WHAT YOU WILL DO. Keep the images out and copy every entry below exactly.

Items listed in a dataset
* begin *
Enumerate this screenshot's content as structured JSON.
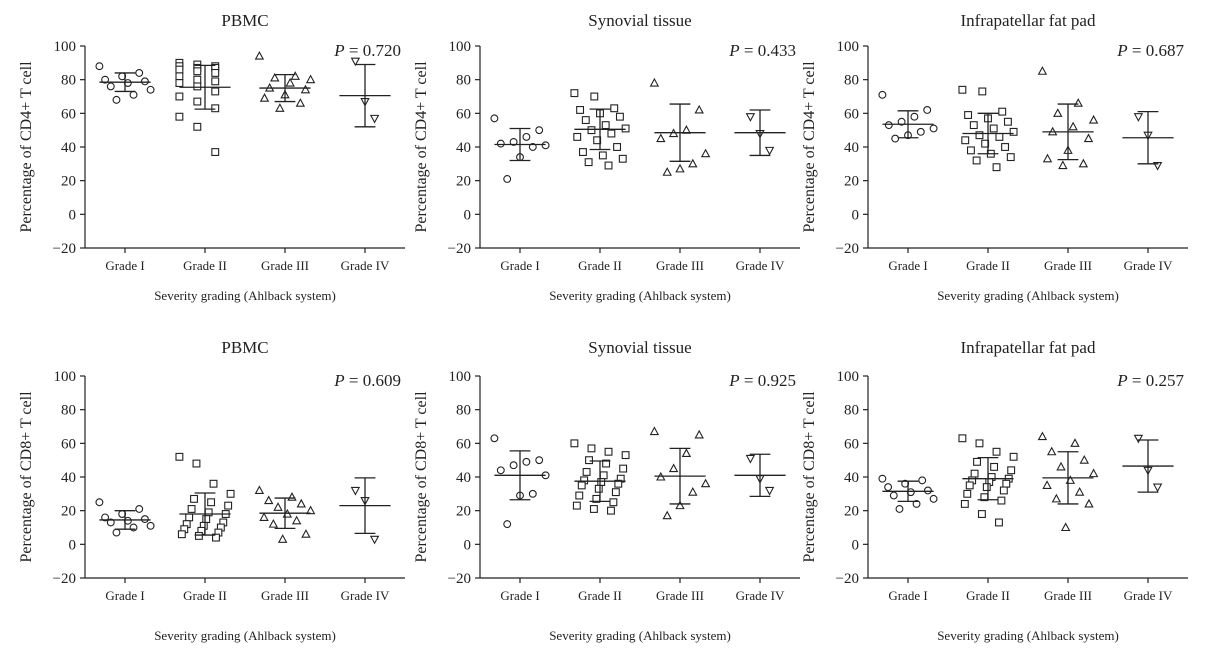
{
  "chart_data": [
    {
      "type": "scatter",
      "title": "PBMC",
      "annotation": {
        "label": "P",
        "value": "= 0.720"
      },
      "ylabel": "Percentage of CD4+ T cell",
      "xlabel": "Severity grading (Ahlback system)",
      "categories": [
        "Grade I",
        "Grade II",
        "Grade III",
        "Grade IV"
      ],
      "markers": [
        "circle",
        "square",
        "triangle-up",
        "triangle-down"
      ],
      "ylim": [
        -20,
        100
      ],
      "yticks": [
        -20,
        0,
        20,
        40,
        60,
        80,
        100
      ],
      "series": [
        {
          "values": [
            88,
            84,
            82,
            80,
            79,
            78,
            76,
            74,
            71,
            68
          ],
          "mean": 78.5,
          "sd": 5.5
        },
        {
          "values": [
            90,
            89,
            88,
            88,
            87,
            87,
            86,
            85,
            84,
            82,
            80,
            79,
            78,
            76,
            73,
            70,
            67,
            63,
            58,
            52,
            37
          ],
          "mean": 75.5,
          "sd": 13
        },
        {
          "values": [
            94,
            82,
            81,
            80,
            78,
            75,
            74,
            71,
            69,
            66,
            63
          ],
          "mean": 75,
          "sd": 8
        },
        {
          "values": [
            91,
            67,
            57
          ],
          "mean": 70.5,
          "sd": 18.5
        }
      ]
    },
    {
      "type": "scatter",
      "title": "Synovial tissue",
      "annotation": {
        "label": "P",
        "value": "= 0.433"
      },
      "ylabel": "Percentage of CD4+ T cell",
      "xlabel": "Severity grading (Ahlback system)",
      "categories": [
        "Grade I",
        "Grade II",
        "Grade III",
        "Grade IV"
      ],
      "markers": [
        "circle",
        "square",
        "triangle-up",
        "triangle-down"
      ],
      "ylim": [
        -20,
        100
      ],
      "yticks": [
        -20,
        0,
        20,
        40,
        60,
        80,
        100
      ],
      "series": [
        {
          "values": [
            57,
            50,
            46,
            43,
            42,
            41,
            40,
            34,
            21
          ],
          "mean": 41.5,
          "sd": 9.5
        },
        {
          "values": [
            72,
            70,
            63,
            62,
            60,
            58,
            56,
            53,
            51,
            50,
            48,
            46,
            44,
            40,
            37,
            35,
            33,
            31,
            29
          ],
          "mean": 50.5,
          "sd": 12
        },
        {
          "values": [
            78,
            62,
            50,
            48,
            45,
            36,
            30,
            27,
            25
          ],
          "mean": 48.5,
          "sd": 17
        },
        {
          "values": [
            58,
            48,
            38
          ],
          "mean": 48.5,
          "sd": 13.5
        }
      ]
    },
    {
      "type": "scatter",
      "title": "Infrapatellar fat pad",
      "annotation": {
        "label": "P",
        "value": "= 0.687"
      },
      "ylabel": "Percentage of CD4+ T cell",
      "xlabel": "Severity grading (Ahlback system)",
      "categories": [
        "Grade I",
        "Grade II",
        "Grade III",
        "Grade IV"
      ],
      "markers": [
        "circle",
        "square",
        "triangle-up",
        "triangle-down"
      ],
      "ylim": [
        -20,
        100
      ],
      "yticks": [
        -20,
        0,
        20,
        40,
        60,
        80,
        100
      ],
      "series": [
        {
          "values": [
            71,
            62,
            58,
            55,
            53,
            51,
            49,
            47,
            45
          ],
          "mean": 53.5,
          "sd": 8
        },
        {
          "values": [
            74,
            73,
            61,
            59,
            57,
            55,
            53,
            51,
            49,
            47,
            46,
            44,
            42,
            40,
            38,
            36,
            34,
            32,
            28
          ],
          "mean": 48,
          "sd": 12
        },
        {
          "values": [
            85,
            66,
            60,
            56,
            52,
            49,
            45,
            38,
            33,
            30,
            29
          ],
          "mean": 49,
          "sd": 16.5
        },
        {
          "values": [
            58,
            47,
            29
          ],
          "mean": 45.5,
          "sd": 15.5
        }
      ]
    },
    {
      "type": "scatter",
      "title": "PBMC",
      "annotation": {
        "label": "P",
        "value": "= 0.609"
      },
      "ylabel": "Percentage of CD8+ T cell",
      "xlabel": "Severity grading (Ahlback system)",
      "categories": [
        "Grade I",
        "Grade II",
        "Grade III",
        "Grade IV"
      ],
      "markers": [
        "circle",
        "square",
        "triangle-up",
        "triangle-down"
      ],
      "ylim": [
        -20,
        100
      ],
      "yticks": [
        -20,
        0,
        20,
        40,
        60,
        80,
        100
      ],
      "series": [
        {
          "values": [
            25,
            21,
            18,
            16,
            15,
            14,
            13,
            11,
            10,
            7
          ],
          "mean": 14.5,
          "sd": 5.5
        },
        {
          "values": [
            52,
            48,
            36,
            30,
            27,
            25,
            23,
            21,
            19,
            18,
            16,
            15,
            13,
            12,
            11,
            10,
            9,
            8,
            7,
            6,
            5,
            4
          ],
          "mean": 18,
          "sd": 12.5
        },
        {
          "values": [
            32,
            28,
            26,
            24,
            22,
            20,
            18,
            16,
            14,
            12,
            6,
            3
          ],
          "mean": 18.5,
          "sd": 9
        },
        {
          "values": [
            32,
            26,
            3
          ],
          "mean": 23,
          "sd": 16.5
        }
      ]
    },
    {
      "type": "scatter",
      "title": "Synovial tissue",
      "annotation": {
        "label": "P",
        "value": "= 0.925"
      },
      "ylabel": "Percentage of CD8+ T cell",
      "xlabel": "Severity grading (Ahlback system)",
      "categories": [
        "Grade I",
        "Grade II",
        "Grade III",
        "Grade IV"
      ],
      "markers": [
        "circle",
        "square",
        "triangle-up",
        "triangle-down"
      ],
      "ylim": [
        -20,
        100
      ],
      "yticks": [
        -20,
        0,
        20,
        40,
        60,
        80,
        100
      ],
      "series": [
        {
          "values": [
            63,
            50,
            49,
            47,
            44,
            41,
            30,
            29,
            12
          ],
          "mean": 41,
          "sd": 14.5
        },
        {
          "values": [
            60,
            57,
            55,
            53,
            50,
            48,
            45,
            43,
            41,
            39,
            38,
            37,
            36,
            35,
            33,
            31,
            29,
            27,
            25,
            23,
            21,
            20
          ],
          "mean": 37.5,
          "sd": 12
        },
        {
          "values": [
            67,
            65,
            54,
            45,
            40,
            36,
            31,
            23,
            17
          ],
          "mean": 40.5,
          "sd": 16.5
        },
        {
          "values": [
            51,
            39,
            32
          ],
          "mean": 41,
          "sd": 12.5
        }
      ]
    },
    {
      "type": "scatter",
      "title": "Infrapatellar fat pad",
      "annotation": {
        "label": "P",
        "value": "= 0.257"
      },
      "ylabel": "Percentage of CD8+ T cell",
      "xlabel": "Severity grading (Ahlback system)",
      "categories": [
        "Grade I",
        "Grade II",
        "Grade III",
        "Grade IV"
      ],
      "markers": [
        "circle",
        "square",
        "triangle-up",
        "triangle-down"
      ],
      "ylim": [
        -20,
        100
      ],
      "yticks": [
        -20,
        0,
        20,
        40,
        60,
        80,
        100
      ],
      "series": [
        {
          "values": [
            39,
            38,
            36,
            34,
            32,
            31,
            29,
            27,
            24,
            21
          ],
          "mean": 31.5,
          "sd": 6
        },
        {
          "values": [
            63,
            60,
            55,
            52,
            49,
            46,
            44,
            42,
            40,
            39,
            38,
            37,
            36,
            35,
            34,
            32,
            30,
            28,
            26,
            24,
            18,
            13
          ],
          "mean": 39,
          "sd": 12.5
        },
        {
          "values": [
            64,
            60,
            55,
            50,
            46,
            42,
            38,
            35,
            31,
            27,
            24,
            10
          ],
          "mean": 39.5,
          "sd": 15.5
        },
        {
          "values": [
            63,
            44,
            34
          ],
          "mean": 46.5,
          "sd": 15.5
        }
      ]
    }
  ]
}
* end *
PROBLEM SOLUTION.
Enumerate this screenshot's content as structured JSON.
{
  "chart_data": [
    {
      "type": "scatter",
      "title": "PBMC",
      "annotation": {
        "label": "P",
        "value": "= 0.720"
      },
      "ylabel": "Percentage of CD4+ T cell",
      "xlabel": "Severity grading (Ahlback system)",
      "categories": [
        "Grade I",
        "Grade II",
        "Grade III",
        "Grade IV"
      ],
      "markers": [
        "circle",
        "square",
        "triangle-up",
        "triangle-down"
      ],
      "ylim": [
        -20,
        100
      ],
      "yticks": [
        -20,
        0,
        20,
        40,
        60,
        80,
        100
      ],
      "series": [
        {
          "values": [
            88,
            84,
            82,
            80,
            79,
            78,
            76,
            74,
            71,
            68
          ],
          "mean": 78.5,
          "sd": 5.5
        },
        {
          "values": [
            90,
            89,
            88,
            88,
            87,
            87,
            86,
            85,
            84,
            82,
            80,
            79,
            78,
            76,
            73,
            70,
            67,
            63,
            58,
            52,
            37
          ],
          "mean": 75.5,
          "sd": 13
        },
        {
          "values": [
            94,
            82,
            81,
            80,
            78,
            75,
            74,
            71,
            69,
            66,
            63
          ],
          "mean": 75,
          "sd": 8
        },
        {
          "values": [
            91,
            67,
            57
          ],
          "mean": 70.5,
          "sd": 18.5
        }
      ]
    },
    {
      "type": "scatter",
      "title": "Synovial tissue",
      "annotation": {
        "label": "P",
        "value": "= 0.433"
      },
      "ylabel": "Percentage of CD4+ T cell",
      "xlabel": "Severity grading (Ahlback system)",
      "categories": [
        "Grade I",
        "Grade II",
        "Grade III",
        "Grade IV"
      ],
      "markers": [
        "circle",
        "square",
        "triangle-up",
        "triangle-down"
      ],
      "ylim": [
        -20,
        100
      ],
      "yticks": [
        -20,
        0,
        20,
        40,
        60,
        80,
        100
      ],
      "series": [
        {
          "values": [
            57,
            50,
            46,
            43,
            42,
            41,
            40,
            34,
            21
          ],
          "mean": 41.5,
          "sd": 9.5
        },
        {
          "values": [
            72,
            70,
            63,
            62,
            60,
            58,
            56,
            53,
            51,
            50,
            48,
            46,
            44,
            40,
            37,
            35,
            33,
            31,
            29
          ],
          "mean": 50.5,
          "sd": 12
        },
        {
          "values": [
            78,
            62,
            50,
            48,
            45,
            36,
            30,
            27,
            25
          ],
          "mean": 48.5,
          "sd": 17
        },
        {
          "values": [
            58,
            48,
            38
          ],
          "mean": 48.5,
          "sd": 13.5
        }
      ]
    },
    {
      "type": "scatter",
      "title": "Infrapatellar fat pad",
      "annotation": {
        "label": "P",
        "value": "= 0.687"
      },
      "ylabel": "Percentage of CD4+ T cell",
      "xlabel": "Severity grading (Ahlback system)",
      "categories": [
        "Grade I",
        "Grade II",
        "Grade III",
        "Grade IV"
      ],
      "markers": [
        "circle",
        "square",
        "triangle-up",
        "triangle-down"
      ],
      "ylim": [
        -20,
        100
      ],
      "yticks": [
        -20,
        0,
        20,
        40,
        60,
        80,
        100
      ],
      "series": [
        {
          "values": [
            71,
            62,
            58,
            55,
            53,
            51,
            49,
            47,
            45
          ],
          "mean": 53.5,
          "sd": 8
        },
        {
          "values": [
            74,
            73,
            61,
            59,
            57,
            55,
            53,
            51,
            49,
            47,
            46,
            44,
            42,
            40,
            38,
            36,
            34,
            32,
            28
          ],
          "mean": 48,
          "sd": 12
        },
        {
          "values": [
            85,
            66,
            60,
            56,
            52,
            49,
            45,
            38,
            33,
            30,
            29
          ],
          "mean": 49,
          "sd": 16.5
        },
        {
          "values": [
            58,
            47,
            29
          ],
          "mean": 45.5,
          "sd": 15.5
        }
      ]
    },
    {
      "type": "scatter",
      "title": "PBMC",
      "annotation": {
        "label": "P",
        "value": "= 0.609"
      },
      "ylabel": "Percentage of CD8+ T cell",
      "xlabel": "Severity grading (Ahlback system)",
      "categories": [
        "Grade I",
        "Grade II",
        "Grade III",
        "Grade IV"
      ],
      "markers": [
        "circle",
        "square",
        "triangle-up",
        "triangle-down"
      ],
      "ylim": [
        -20,
        100
      ],
      "yticks": [
        -20,
        0,
        20,
        40,
        60,
        80,
        100
      ],
      "series": [
        {
          "values": [
            25,
            21,
            18,
            16,
            15,
            14,
            13,
            11,
            10,
            7
          ],
          "mean": 14.5,
          "sd": 5.5
        },
        {
          "values": [
            52,
            48,
            36,
            30,
            27,
            25,
            23,
            21,
            19,
            18,
            16,
            15,
            13,
            12,
            11,
            10,
            9,
            8,
            7,
            6,
            5,
            4
          ],
          "mean": 18,
          "sd": 12.5
        },
        {
          "values": [
            32,
            28,
            26,
            24,
            22,
            20,
            18,
            16,
            14,
            12,
            6,
            3
          ],
          "mean": 18.5,
          "sd": 9
        },
        {
          "values": [
            32,
            26,
            3
          ],
          "mean": 23,
          "sd": 16.5
        }
      ]
    },
    {
      "type": "scatter",
      "title": "Synovial tissue",
      "annotation": {
        "label": "P",
        "value": "= 0.925"
      },
      "ylabel": "Percentage of CD8+ T cell",
      "xlabel": "Severity grading (Ahlback system)",
      "categories": [
        "Grade I",
        "Grade II",
        "Grade III",
        "Grade IV"
      ],
      "markers": [
        "circle",
        "square",
        "triangle-up",
        "triangle-down"
      ],
      "ylim": [
        -20,
        100
      ],
      "yticks": [
        -20,
        0,
        20,
        40,
        60,
        80,
        100
      ],
      "series": [
        {
          "values": [
            63,
            50,
            49,
            47,
            44,
            41,
            30,
            29,
            12
          ],
          "mean": 41,
          "sd": 14.5
        },
        {
          "values": [
            60,
            57,
            55,
            53,
            50,
            48,
            45,
            43,
            41,
            39,
            38,
            37,
            36,
            35,
            33,
            31,
            29,
            27,
            25,
            23,
            21,
            20
          ],
          "mean": 37.5,
          "sd": 12
        },
        {
          "values": [
            67,
            65,
            54,
            45,
            40,
            36,
            31,
            23,
            17
          ],
          "mean": 40.5,
          "sd": 16.5
        },
        {
          "values": [
            51,
            39,
            32
          ],
          "mean": 41,
          "sd": 12.5
        }
      ]
    },
    {
      "type": "scatter",
      "title": "Infrapatellar fat pad",
      "annotation": {
        "label": "P",
        "value": "= 0.257"
      },
      "ylabel": "Percentage of CD8+ T cell",
      "xlabel": "Severity grading (Ahlback system)",
      "categories": [
        "Grade I",
        "Grade II",
        "Grade III",
        "Grade IV"
      ],
      "markers": [
        "circle",
        "square",
        "triangle-up",
        "triangle-down"
      ],
      "ylim": [
        -20,
        100
      ],
      "yticks": [
        -20,
        0,
        20,
        40,
        60,
        80,
        100
      ],
      "series": [
        {
          "values": [
            39,
            38,
            36,
            34,
            32,
            31,
            29,
            27,
            24,
            21
          ],
          "mean": 31.5,
          "sd": 6
        },
        {
          "values": [
            63,
            60,
            55,
            52,
            49,
            46,
            44,
            42,
            40,
            39,
            38,
            37,
            36,
            35,
            34,
            32,
            30,
            28,
            26,
            24,
            18,
            13
          ],
          "mean": 39,
          "sd": 12.5
        },
        {
          "values": [
            64,
            60,
            55,
            50,
            46,
            42,
            38,
            35,
            31,
            27,
            24,
            10
          ],
          "mean": 39.5,
          "sd": 15.5
        },
        {
          "values": [
            63,
            44,
            34
          ],
          "mean": 46.5,
          "sd": 15.5
        }
      ]
    }
  ]
}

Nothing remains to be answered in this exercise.